Exercise goal: Output each line of the material exactly as it stands.

┌──

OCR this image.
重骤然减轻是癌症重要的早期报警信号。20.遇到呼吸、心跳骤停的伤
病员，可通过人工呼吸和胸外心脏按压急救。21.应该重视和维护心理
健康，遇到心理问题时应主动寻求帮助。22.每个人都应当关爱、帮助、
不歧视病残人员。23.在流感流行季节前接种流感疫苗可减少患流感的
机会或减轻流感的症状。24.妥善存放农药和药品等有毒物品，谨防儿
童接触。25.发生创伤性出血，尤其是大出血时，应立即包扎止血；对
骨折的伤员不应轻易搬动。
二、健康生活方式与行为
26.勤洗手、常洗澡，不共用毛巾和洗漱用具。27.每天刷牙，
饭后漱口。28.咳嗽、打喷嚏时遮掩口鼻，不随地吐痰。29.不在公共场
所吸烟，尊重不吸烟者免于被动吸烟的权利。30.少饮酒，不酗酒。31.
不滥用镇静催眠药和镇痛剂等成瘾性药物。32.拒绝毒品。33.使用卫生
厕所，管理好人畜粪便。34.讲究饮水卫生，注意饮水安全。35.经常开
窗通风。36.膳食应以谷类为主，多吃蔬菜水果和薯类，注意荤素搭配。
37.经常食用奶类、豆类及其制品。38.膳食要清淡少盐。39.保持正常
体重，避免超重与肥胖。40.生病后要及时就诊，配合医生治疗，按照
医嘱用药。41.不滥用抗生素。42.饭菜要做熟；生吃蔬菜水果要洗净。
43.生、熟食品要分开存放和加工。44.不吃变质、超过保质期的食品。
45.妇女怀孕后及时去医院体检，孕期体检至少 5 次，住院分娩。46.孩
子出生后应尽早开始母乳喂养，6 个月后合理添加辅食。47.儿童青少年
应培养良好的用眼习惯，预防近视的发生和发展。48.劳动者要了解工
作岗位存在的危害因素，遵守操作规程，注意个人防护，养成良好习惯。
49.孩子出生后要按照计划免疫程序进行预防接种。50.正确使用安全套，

└──

Exercise output:
OCR this image.
重骤然减轻是癌症重要的早期报警信号。20.遇到呼吸、心跳骤停的伤
病员，可通过人工呼吸和胸外心脏按压急救。21.应该重视和维护心理
健康，遇到心理问题时应主动寻求帮助。22.每个人都应当关爱、帮助、
不歧视病残人员。23.在流感流行季节前接种流感疫苗可减少患流感的
机会或减轻流感的症状。24.妥善存放农药和药品等有毒物品，谨防儿
童接触。25.发生创伤性出血，尤其是大出血时，应立即包扎止血；对
骨折的伤员不应轻易搬动。
二、健康生活方式与行为
26.勤洗手、常洗澡，不共用毛巾和洗漱用具。27.每天刷牙，
饭后漱口。28.咳嗽、打喷嚏时遮掩口鼻，不随地吐痰。29.不在公共场
所吸烟，尊重不吸烟者免于被动吸烟的权利。30.少饮酒，不酗酒。31.
不滥用镇静催眠药和镇痛剂等成瘾性药物。32.拒绝毒品。33.使用卫生
厕所，管理好人畜粪便。34.讲究饮水卫生，注意饮水安全。35.经常开
窗通风。36.膳食应以谷类为主，多吃蔬菜水果和薯类，注意荤素搭配。
37.经常食用奶类、豆类及其制品。38.膳食要清淡少盐。39.保持正常
体重，避免超重与肥胖。40.生病后要及时就诊，配合医生治疗，按照
医嘱用药。41.不滥用抗生素。42.饭菜要做熟；生吃蔬菜水果要洗净。
43.生、熟食品要分开存放和加工。44.不吃变质、超过保质期的食品。
45.妇女怀孕后及时去医院体检，孕期体检至少 5 次，住院分娩。46.孩
子出生后应尽早开始母乳喂养，6 个月后合理添加辅食。47.儿童青少年
应培养良好的用眼习惯，预防近视的发生和发展。48.劳动者要了解工
作岗位存在的危害因素，遵守操作规程，注意个人防护，养成良好习惯。
49.孩子出生后要按照计划免疫程序进行预防接种。50.正确使用安全套，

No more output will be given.